*PROBLEM REQUIREMENTS:* Look through the lines and report how many include the word "PERCENTILE", giving nothing but the number.

*SOURCE MATERIAL:*
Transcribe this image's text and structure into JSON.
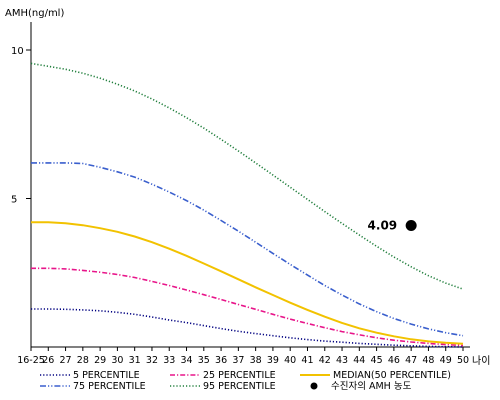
{
  "chart_data": {
    "type": "line",
    "title": "",
    "ylabel": "AMH(ng/ml)",
    "xlabel": "나이",
    "ylim": [
      0,
      11
    ],
    "y_ticks": [
      "10",
      "5"
    ],
    "categories": [
      "16-25",
      "26",
      "27",
      "28",
      "29",
      "30",
      "31",
      "32",
      "33",
      "34",
      "35",
      "36",
      "37",
      "38",
      "39",
      "40",
      "41",
      "42",
      "43",
      "44",
      "45",
      "46",
      "47",
      "48",
      "49",
      "50"
    ],
    "series": [
      {
        "name": "5 PERCENTILE",
        "color": "#000080",
        "style": "dotted",
        "values": [
          1.28,
          1.28,
          1.27,
          1.25,
          1.22,
          1.17,
          1.1,
          1.01,
          0.91,
          0.82,
          0.72,
          0.62,
          0.53,
          0.45,
          0.38,
          0.31,
          0.25,
          0.2,
          0.16,
          0.12,
          0.09,
          0.06,
          0.04,
          0.02,
          0.01,
          0.0
        ]
      },
      {
        "name": "25 PERCENTILE",
        "color": "#e8158a",
        "style": "dashdot",
        "values": [
          2.65,
          2.65,
          2.63,
          2.58,
          2.52,
          2.44,
          2.34,
          2.21,
          2.07,
          1.92,
          1.76,
          1.6,
          1.43,
          1.27,
          1.1,
          0.94,
          0.79,
          0.65,
          0.52,
          0.41,
          0.31,
          0.23,
          0.17,
          0.12,
          0.08,
          0.05
        ]
      },
      {
        "name": "MEDIAN(50 PERCENTILE)",
        "color": "#f2c200",
        "style": "solid",
        "values": [
          4.2,
          4.2,
          4.17,
          4.1,
          4.0,
          3.88,
          3.72,
          3.53,
          3.31,
          3.07,
          2.81,
          2.55,
          2.28,
          2.01,
          1.75,
          1.49,
          1.25,
          1.02,
          0.81,
          0.63,
          0.48,
          0.36,
          0.26,
          0.19,
          0.14,
          0.11
        ]
      },
      {
        "name": "75 PERCENTILE",
        "color": "#3a5fcd",
        "style": "dashdotdot",
        "values": [
          6.2,
          6.2,
          6.2,
          6.18,
          6.05,
          5.9,
          5.72,
          5.48,
          5.22,
          4.93,
          4.61,
          4.26,
          3.9,
          3.53,
          3.15,
          2.78,
          2.42,
          2.07,
          1.75,
          1.45,
          1.19,
          0.96,
          0.77,
          0.61,
          0.48,
          0.38
        ]
      },
      {
        "name": "95 PERCENTILE",
        "color": "#1e7d3a",
        "style": "dotted",
        "values": [
          9.55,
          9.45,
          9.35,
          9.22,
          9.05,
          8.85,
          8.62,
          8.35,
          8.05,
          7.72,
          7.37,
          6.99,
          6.6,
          6.2,
          5.79,
          5.38,
          4.97,
          4.56,
          4.16,
          3.77,
          3.39,
          3.03,
          2.7,
          2.4,
          2.15,
          1.95
        ]
      }
    ],
    "highlight_point": {
      "name": "수진자의 AMH 농도",
      "category": "47",
      "value": 4.09,
      "label": "4.09",
      "color": "#000000"
    },
    "legend_position": "bottom"
  }
}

*COMPLETED TASK:* 5